--- Start EXTRACTED RECORDS ---
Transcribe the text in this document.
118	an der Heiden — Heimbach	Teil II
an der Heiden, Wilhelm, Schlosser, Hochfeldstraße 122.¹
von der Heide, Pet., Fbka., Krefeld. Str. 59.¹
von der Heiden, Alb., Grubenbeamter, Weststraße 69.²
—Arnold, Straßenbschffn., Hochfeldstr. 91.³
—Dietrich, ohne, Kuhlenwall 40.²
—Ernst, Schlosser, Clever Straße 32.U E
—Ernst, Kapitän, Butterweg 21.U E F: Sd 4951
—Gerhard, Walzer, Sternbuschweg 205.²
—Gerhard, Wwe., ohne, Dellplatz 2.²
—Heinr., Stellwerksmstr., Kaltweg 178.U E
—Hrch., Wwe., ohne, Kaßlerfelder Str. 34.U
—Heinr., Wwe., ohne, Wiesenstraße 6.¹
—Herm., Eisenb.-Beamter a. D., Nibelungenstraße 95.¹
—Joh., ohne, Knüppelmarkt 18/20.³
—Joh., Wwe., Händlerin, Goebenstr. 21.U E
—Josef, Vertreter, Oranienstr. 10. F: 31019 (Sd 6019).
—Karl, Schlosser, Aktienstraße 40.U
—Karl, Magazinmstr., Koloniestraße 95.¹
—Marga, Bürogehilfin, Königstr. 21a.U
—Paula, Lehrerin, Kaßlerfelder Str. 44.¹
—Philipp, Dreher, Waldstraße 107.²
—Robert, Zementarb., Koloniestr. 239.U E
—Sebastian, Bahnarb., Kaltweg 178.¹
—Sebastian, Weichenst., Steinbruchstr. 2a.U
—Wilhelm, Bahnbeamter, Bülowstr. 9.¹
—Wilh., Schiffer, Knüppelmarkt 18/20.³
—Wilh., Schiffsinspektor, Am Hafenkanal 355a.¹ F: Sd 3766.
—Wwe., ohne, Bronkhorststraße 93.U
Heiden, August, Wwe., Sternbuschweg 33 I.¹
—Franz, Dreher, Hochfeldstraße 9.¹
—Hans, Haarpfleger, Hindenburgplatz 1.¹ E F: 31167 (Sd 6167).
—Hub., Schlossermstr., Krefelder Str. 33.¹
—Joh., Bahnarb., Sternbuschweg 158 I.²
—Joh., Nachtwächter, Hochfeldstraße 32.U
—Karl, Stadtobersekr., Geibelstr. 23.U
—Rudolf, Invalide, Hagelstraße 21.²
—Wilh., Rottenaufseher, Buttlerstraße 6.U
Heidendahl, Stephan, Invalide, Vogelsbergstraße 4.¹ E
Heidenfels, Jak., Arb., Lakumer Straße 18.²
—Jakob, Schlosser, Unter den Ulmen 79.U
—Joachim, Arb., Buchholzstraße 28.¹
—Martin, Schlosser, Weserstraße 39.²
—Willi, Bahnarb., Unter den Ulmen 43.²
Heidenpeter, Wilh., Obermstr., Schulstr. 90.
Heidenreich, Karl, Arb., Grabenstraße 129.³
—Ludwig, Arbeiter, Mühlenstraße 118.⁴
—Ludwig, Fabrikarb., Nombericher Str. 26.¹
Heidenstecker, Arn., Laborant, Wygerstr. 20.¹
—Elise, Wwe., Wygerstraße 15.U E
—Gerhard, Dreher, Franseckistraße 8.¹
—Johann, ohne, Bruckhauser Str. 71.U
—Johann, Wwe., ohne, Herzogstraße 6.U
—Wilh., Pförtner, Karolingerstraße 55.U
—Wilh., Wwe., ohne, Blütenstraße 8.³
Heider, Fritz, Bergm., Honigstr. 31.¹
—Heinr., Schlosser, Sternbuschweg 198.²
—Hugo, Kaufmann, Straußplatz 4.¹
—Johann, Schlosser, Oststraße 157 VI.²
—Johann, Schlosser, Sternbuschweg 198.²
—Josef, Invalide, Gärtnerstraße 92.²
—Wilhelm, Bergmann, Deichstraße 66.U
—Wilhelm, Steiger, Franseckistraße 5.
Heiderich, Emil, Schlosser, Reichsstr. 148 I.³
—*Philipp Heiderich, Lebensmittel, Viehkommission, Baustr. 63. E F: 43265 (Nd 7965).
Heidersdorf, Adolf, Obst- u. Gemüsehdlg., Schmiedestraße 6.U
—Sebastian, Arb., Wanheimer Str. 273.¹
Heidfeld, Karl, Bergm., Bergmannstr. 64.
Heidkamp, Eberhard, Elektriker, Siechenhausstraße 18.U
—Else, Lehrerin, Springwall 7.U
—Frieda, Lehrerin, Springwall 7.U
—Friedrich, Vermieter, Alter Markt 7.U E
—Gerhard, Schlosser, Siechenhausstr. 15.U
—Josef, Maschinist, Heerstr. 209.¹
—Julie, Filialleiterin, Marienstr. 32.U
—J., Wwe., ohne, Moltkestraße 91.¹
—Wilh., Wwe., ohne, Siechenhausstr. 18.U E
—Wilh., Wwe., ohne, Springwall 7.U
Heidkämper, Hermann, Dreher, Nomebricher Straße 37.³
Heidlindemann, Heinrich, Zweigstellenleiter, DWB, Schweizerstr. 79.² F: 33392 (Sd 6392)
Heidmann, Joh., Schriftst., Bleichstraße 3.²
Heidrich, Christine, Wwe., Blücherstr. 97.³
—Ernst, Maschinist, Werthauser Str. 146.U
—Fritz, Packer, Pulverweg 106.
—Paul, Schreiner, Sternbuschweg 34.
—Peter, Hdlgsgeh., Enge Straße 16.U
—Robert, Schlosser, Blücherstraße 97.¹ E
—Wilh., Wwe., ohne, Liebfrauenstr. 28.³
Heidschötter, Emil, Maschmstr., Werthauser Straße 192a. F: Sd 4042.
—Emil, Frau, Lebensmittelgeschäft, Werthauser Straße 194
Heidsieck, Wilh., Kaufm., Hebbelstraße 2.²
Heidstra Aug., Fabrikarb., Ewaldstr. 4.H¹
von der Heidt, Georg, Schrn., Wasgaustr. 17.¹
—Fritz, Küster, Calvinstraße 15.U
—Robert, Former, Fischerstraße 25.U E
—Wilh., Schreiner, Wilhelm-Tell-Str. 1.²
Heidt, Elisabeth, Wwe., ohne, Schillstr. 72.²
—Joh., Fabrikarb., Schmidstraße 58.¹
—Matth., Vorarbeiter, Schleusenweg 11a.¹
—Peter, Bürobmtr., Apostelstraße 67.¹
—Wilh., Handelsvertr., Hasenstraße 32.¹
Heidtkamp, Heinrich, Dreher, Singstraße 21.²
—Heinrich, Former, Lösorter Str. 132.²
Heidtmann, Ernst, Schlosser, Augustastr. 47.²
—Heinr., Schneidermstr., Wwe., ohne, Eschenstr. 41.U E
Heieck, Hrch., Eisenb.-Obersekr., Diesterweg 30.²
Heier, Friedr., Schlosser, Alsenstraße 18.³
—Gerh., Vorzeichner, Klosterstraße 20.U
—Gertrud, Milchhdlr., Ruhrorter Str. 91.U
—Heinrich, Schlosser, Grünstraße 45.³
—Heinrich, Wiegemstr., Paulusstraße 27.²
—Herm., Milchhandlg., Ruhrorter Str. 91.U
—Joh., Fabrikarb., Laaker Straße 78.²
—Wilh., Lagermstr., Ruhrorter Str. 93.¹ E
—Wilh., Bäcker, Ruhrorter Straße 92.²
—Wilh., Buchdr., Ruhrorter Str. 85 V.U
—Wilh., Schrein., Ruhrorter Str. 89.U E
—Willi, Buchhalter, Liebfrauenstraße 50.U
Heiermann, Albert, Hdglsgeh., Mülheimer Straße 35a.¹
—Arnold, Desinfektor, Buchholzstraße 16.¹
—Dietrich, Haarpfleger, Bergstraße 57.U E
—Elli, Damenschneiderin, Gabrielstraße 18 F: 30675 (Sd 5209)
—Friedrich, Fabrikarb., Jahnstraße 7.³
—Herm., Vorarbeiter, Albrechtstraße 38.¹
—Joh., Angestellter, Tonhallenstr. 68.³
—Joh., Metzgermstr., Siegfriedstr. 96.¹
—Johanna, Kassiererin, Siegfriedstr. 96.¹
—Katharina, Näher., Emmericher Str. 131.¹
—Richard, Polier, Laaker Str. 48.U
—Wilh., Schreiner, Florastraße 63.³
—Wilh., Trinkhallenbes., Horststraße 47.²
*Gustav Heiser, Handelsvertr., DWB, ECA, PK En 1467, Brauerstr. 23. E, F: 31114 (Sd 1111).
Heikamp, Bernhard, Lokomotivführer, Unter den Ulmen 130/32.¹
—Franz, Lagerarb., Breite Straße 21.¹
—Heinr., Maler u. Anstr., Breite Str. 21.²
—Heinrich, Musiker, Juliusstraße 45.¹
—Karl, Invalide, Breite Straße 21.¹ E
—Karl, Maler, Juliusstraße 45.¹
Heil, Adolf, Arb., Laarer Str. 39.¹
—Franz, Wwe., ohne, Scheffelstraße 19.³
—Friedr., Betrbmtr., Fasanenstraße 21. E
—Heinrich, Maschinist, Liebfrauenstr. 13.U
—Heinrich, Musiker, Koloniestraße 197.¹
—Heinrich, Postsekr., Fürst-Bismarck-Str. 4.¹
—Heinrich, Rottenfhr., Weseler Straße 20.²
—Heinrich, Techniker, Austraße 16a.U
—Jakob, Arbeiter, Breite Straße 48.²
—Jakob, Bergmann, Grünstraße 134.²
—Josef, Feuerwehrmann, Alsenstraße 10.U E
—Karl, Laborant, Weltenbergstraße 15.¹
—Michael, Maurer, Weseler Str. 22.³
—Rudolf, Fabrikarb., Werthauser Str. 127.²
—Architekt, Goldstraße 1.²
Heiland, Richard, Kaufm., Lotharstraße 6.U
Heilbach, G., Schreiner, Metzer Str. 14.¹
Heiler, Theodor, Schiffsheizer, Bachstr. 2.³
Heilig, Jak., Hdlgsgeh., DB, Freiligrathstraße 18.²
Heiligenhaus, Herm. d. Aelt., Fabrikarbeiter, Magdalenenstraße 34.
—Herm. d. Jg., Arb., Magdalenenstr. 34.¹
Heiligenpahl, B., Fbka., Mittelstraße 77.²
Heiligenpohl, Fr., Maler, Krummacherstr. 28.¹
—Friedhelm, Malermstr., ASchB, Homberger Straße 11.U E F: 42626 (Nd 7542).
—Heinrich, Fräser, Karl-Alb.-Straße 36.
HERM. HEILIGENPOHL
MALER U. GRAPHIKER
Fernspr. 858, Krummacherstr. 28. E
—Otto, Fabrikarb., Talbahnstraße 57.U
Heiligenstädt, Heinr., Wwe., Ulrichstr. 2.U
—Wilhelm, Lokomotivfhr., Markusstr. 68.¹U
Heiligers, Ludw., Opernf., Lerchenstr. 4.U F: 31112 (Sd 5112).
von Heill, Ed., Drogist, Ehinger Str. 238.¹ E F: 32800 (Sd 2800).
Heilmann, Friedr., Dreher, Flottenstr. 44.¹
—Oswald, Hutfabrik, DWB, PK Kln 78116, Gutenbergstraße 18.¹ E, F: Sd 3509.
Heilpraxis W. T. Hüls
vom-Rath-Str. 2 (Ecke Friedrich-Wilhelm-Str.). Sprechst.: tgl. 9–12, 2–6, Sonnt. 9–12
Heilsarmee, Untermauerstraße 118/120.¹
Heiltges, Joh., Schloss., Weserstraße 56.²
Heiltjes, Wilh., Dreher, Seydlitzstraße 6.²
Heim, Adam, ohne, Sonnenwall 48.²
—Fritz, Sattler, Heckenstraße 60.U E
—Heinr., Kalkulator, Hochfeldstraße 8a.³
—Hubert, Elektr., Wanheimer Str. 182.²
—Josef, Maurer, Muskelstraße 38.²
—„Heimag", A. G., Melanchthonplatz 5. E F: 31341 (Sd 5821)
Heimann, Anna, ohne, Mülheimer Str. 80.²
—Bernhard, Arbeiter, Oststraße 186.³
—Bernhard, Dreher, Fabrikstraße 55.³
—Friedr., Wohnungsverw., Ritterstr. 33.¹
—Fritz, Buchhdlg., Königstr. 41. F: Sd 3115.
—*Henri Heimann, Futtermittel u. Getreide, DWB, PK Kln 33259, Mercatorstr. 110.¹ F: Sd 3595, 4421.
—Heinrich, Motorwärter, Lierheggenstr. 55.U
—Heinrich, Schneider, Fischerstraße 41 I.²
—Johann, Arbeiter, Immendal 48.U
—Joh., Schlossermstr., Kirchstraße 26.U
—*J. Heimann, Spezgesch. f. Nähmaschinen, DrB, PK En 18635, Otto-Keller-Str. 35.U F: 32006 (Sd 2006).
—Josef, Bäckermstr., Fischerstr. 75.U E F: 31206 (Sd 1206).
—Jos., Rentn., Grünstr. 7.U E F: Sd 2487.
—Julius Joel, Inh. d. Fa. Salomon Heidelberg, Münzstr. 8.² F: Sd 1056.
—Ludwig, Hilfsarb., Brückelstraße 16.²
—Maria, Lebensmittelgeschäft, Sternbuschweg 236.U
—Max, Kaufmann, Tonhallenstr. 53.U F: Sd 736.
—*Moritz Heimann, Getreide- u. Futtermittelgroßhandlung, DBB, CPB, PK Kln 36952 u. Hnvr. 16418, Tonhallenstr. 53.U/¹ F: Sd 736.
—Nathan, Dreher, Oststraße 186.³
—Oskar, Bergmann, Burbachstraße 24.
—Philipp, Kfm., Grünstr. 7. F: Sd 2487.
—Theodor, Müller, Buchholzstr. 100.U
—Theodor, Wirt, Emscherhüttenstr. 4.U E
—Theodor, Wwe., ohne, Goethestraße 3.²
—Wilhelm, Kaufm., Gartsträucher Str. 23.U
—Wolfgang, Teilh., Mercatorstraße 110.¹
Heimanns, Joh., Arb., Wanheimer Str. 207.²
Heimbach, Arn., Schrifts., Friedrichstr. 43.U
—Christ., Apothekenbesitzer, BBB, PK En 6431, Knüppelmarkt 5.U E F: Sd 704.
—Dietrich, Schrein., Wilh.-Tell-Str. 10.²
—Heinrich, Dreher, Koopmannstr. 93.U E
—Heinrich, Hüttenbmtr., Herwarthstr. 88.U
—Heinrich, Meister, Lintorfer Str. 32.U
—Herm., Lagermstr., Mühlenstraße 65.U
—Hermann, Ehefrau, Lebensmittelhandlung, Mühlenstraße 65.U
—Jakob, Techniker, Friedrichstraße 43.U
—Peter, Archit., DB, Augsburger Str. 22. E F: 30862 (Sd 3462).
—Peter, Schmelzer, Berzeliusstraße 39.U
--- End EXTRACTED RECORDS ---
In the records, locate each line holding the string "Hochfeldstraße" and copy it.

■ THE ANSWER ■
an der Heiden, Wilhelm, Schlosser, Hochfeldstraße 122.¹
—Franz, Dreher, Hochfeldstraße 9.¹
—Joh., Nachtwächter, Hochfeldstraße 32.U
—Heinr., Kalkulator, Hochfeldstraße 8a.³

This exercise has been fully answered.